What you need to do
Copy out all lines that carry the word "способность".

Records from a data source
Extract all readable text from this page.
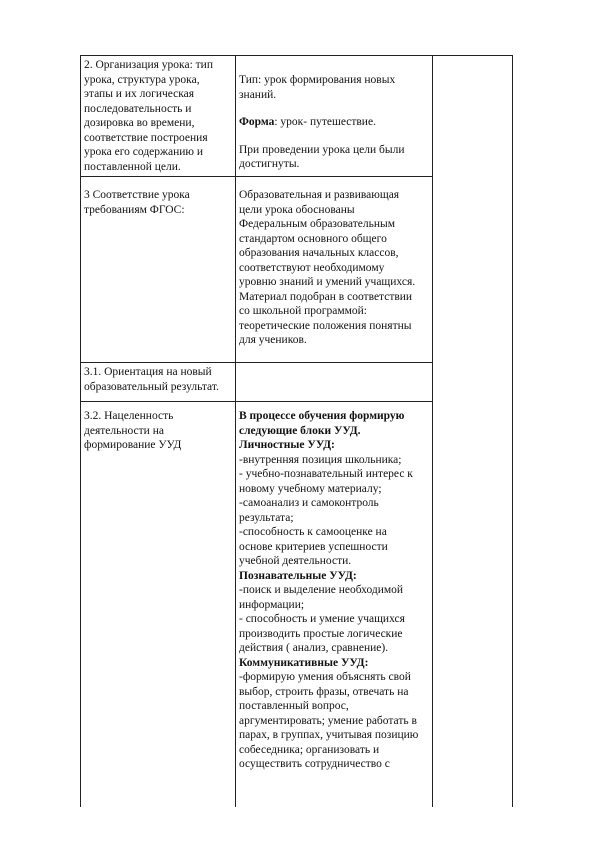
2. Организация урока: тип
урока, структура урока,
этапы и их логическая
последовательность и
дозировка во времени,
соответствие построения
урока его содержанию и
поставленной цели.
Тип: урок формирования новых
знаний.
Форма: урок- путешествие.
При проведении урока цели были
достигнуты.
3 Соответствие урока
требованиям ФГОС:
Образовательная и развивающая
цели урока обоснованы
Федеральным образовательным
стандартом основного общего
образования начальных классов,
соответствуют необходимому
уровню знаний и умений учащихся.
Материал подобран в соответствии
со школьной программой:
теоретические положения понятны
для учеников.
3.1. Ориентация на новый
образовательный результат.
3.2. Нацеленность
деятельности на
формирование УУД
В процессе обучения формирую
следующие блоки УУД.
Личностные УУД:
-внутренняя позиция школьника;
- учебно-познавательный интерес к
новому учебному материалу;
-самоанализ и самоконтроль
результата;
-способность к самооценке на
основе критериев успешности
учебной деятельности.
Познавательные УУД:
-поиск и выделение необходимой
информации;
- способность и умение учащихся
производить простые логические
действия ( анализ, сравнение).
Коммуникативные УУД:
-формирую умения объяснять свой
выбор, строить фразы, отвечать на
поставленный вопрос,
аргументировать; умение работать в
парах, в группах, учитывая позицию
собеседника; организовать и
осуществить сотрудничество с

==

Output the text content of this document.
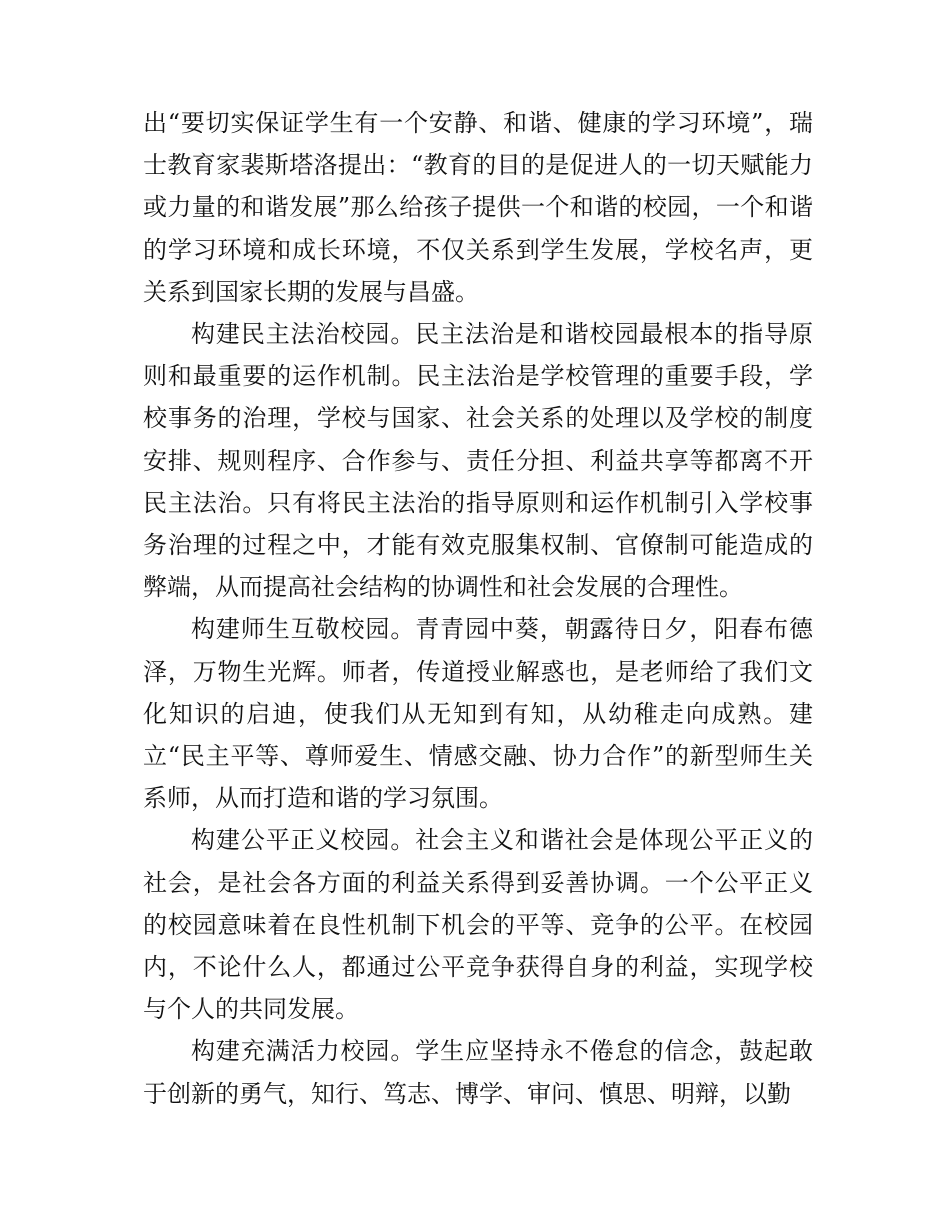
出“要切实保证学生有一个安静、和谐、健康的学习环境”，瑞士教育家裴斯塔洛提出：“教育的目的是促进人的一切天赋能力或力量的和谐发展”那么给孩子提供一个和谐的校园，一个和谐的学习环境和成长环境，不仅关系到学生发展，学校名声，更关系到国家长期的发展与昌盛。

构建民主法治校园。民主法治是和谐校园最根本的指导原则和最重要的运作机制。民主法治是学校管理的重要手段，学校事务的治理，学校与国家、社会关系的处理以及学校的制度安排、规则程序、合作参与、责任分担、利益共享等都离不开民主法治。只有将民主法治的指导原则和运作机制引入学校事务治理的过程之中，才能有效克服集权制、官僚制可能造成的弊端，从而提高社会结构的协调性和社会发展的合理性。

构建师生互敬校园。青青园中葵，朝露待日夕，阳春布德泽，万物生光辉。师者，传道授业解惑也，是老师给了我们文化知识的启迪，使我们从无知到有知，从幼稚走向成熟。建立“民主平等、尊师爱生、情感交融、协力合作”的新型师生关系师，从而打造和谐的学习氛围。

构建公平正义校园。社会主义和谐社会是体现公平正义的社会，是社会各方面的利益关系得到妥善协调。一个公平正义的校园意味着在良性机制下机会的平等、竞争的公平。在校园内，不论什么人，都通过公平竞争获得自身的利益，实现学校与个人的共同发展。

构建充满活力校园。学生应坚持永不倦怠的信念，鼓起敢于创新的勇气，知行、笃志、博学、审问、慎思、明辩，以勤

Problem solution
-способность к самооценке на
- способность и умение учащихся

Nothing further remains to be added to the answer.